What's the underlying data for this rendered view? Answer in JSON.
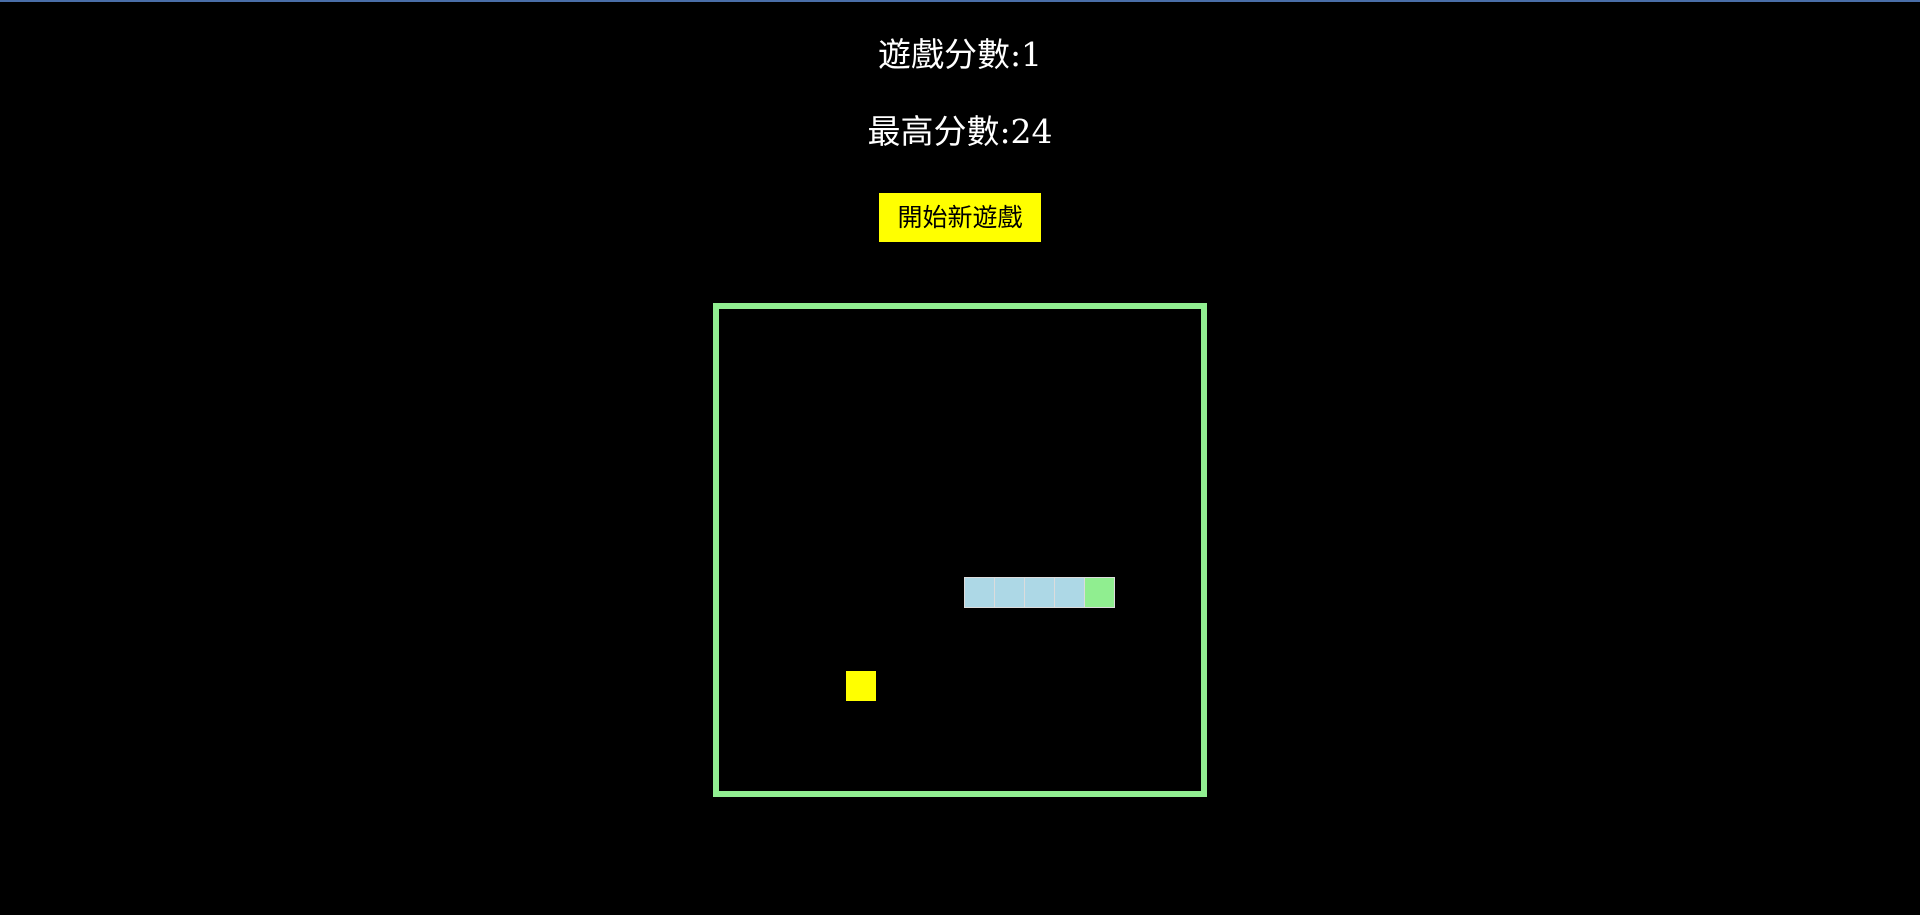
{
  "game": {
    "score_label": "遊戲分數:1",
    "high_score_label": "最高分數:24",
    "new_game_button": "開始新遊戲"
  },
  "colors": {
    "background": "#000000",
    "board_border": "#90ee90",
    "snake_body": "#add8e6",
    "snake_head": "#90ee90",
    "food": "#ffff00",
    "button_bg": "#ffff00"
  }
}
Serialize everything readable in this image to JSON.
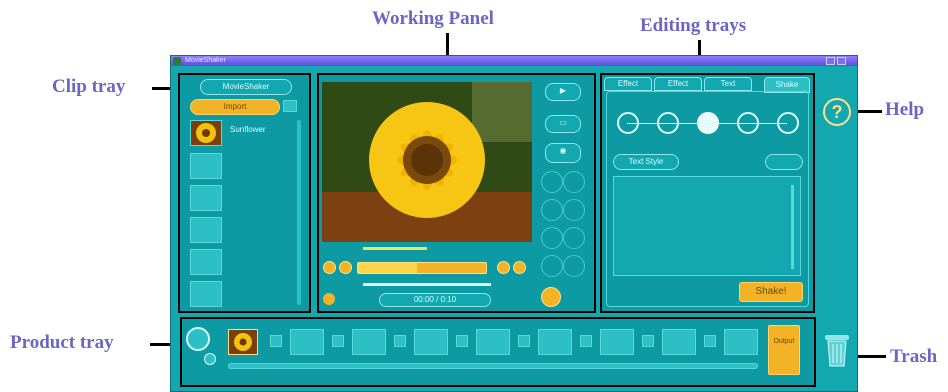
{
  "callouts": {
    "working_panel": "Working Panel",
    "editing_trays": "Editing trays",
    "clip_tray": "Clip tray",
    "help": "Help",
    "product_tray": "Product tray",
    "trash": "Trash"
  },
  "app": {
    "window_title": "MovieShaker"
  },
  "clip_tray": {
    "header": "MovieShaker",
    "import_label": "Import",
    "clip_name": "Sunflower"
  },
  "working_panel": {
    "time_readout": "00:00 / 0:10"
  },
  "editing_trays": {
    "tabs": [
      "Effect",
      "Effect",
      "Text",
      "Shake"
    ],
    "style_button": "Text Style",
    "shake_button": "Shake!"
  },
  "product_tray": {
    "output_label": "Output"
  },
  "colors": {
    "callout_text": "#6b66c4",
    "app_background": "#13a7b0",
    "accent_orange": "#f3b326",
    "titlebar": "#6a5ce0"
  },
  "icons": [
    "help-icon",
    "trash-icon",
    "import-icon",
    "play-icon",
    "scissors-icon",
    "camera-icon"
  ]
}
===
**To be done**.
All entries must be written out again exactly as given, with no pictures in the copy.

**Full response**.
What's the underlying data for this rendered view? Answer in JSON.
{
  "game": {
    "score_label": "遊戲分數:1",
    "high_score_label": "最高分數:24",
    "new_game_button": "開始新遊戲"
  },
  "colors": {
    "background": "#000000",
    "board_border": "#90ee90",
    "snake_body": "#add8e6",
    "snake_head": "#90ee90",
    "food": "#ffff00",
    "button_bg": "#ffff00"
  }
}
Serialize everything readable in this image to JSON.
{
  "callouts": {
    "working_panel": "Working Panel",
    "editing_trays": "Editing trays",
    "clip_tray": "Clip tray",
    "help": "Help",
    "product_tray": "Product tray",
    "trash": "Trash"
  },
  "app": {
    "window_title": "MovieShaker"
  },
  "clip_tray": {
    "header": "MovieShaker",
    "import_label": "Import",
    "clip_name": "Sunflower"
  },
  "working_panel": {
    "time_readout": "00:00 / 0:10"
  },
  "editing_trays": {
    "tabs": [
      "Effect",
      "Effect",
      "Text",
      "Shake"
    ],
    "style_button": "Text Style",
    "shake_button": "Shake!"
  },
  "product_tray": {
    "output_label": "Output"
  },
  "colors": {
    "callout_text": "#6b66c4",
    "app_background": "#13a7b0",
    "accent_orange": "#f3b326",
    "titlebar": "#6a5ce0"
  },
  "icons": [
    "help-icon",
    "trash-icon",
    "import-icon",
    "play-icon",
    "scissors-icon",
    "camera-icon"
  ]
}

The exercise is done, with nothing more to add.